• WRITTEN PROBLEM: Give every line from the entries that contains "Pedido".

• TASK DATA:

◆ ◆ ◆ ◆

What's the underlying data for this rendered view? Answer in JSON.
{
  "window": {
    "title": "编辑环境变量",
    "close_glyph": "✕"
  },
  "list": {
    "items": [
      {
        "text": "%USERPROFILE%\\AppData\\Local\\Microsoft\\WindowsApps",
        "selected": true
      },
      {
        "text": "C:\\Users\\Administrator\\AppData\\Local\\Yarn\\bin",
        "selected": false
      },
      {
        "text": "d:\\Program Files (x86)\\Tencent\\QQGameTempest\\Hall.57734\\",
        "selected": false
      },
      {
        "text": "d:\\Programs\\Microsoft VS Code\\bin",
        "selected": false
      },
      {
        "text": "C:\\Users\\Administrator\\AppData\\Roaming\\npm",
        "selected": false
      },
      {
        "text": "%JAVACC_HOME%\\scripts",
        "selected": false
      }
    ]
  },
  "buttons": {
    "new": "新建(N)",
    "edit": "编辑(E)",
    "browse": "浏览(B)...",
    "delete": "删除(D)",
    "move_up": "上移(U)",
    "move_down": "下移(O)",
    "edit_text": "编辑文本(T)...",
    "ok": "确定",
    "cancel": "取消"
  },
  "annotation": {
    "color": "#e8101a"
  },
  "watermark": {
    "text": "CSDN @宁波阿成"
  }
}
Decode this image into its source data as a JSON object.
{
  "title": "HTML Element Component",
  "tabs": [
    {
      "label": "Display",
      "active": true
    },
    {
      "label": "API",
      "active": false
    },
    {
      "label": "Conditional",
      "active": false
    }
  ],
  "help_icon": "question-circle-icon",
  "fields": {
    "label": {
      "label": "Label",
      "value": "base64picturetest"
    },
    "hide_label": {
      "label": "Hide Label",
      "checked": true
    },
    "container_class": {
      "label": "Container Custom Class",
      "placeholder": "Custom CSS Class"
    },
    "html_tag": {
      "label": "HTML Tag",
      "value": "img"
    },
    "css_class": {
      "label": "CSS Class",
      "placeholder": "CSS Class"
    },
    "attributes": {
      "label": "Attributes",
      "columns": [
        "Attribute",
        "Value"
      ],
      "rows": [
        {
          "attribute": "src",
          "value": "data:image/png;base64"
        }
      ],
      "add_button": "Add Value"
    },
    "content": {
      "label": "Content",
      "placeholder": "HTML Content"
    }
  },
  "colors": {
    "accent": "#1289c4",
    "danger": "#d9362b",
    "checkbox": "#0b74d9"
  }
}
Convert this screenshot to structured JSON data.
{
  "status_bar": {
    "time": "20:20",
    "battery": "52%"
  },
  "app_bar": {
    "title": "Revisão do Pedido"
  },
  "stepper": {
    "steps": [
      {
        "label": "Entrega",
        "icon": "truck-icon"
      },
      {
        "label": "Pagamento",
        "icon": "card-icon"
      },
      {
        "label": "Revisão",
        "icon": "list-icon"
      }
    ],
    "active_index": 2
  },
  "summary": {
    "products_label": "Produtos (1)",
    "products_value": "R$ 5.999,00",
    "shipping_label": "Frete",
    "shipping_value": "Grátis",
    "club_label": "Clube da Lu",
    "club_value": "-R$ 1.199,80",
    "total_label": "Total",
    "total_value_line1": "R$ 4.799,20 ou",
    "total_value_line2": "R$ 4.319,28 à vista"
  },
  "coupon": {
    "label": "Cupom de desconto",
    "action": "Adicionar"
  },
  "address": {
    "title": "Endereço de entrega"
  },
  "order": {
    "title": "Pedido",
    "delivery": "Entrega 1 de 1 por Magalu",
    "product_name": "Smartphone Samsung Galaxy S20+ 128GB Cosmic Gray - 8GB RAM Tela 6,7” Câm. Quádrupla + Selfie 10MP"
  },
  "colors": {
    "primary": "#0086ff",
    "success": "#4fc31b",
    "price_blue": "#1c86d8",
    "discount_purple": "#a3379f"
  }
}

◆ ◆ ◆ ◆

• WORKED ANSWER:
    "title": "Revisão do Pedido"
    "title": "Pedido",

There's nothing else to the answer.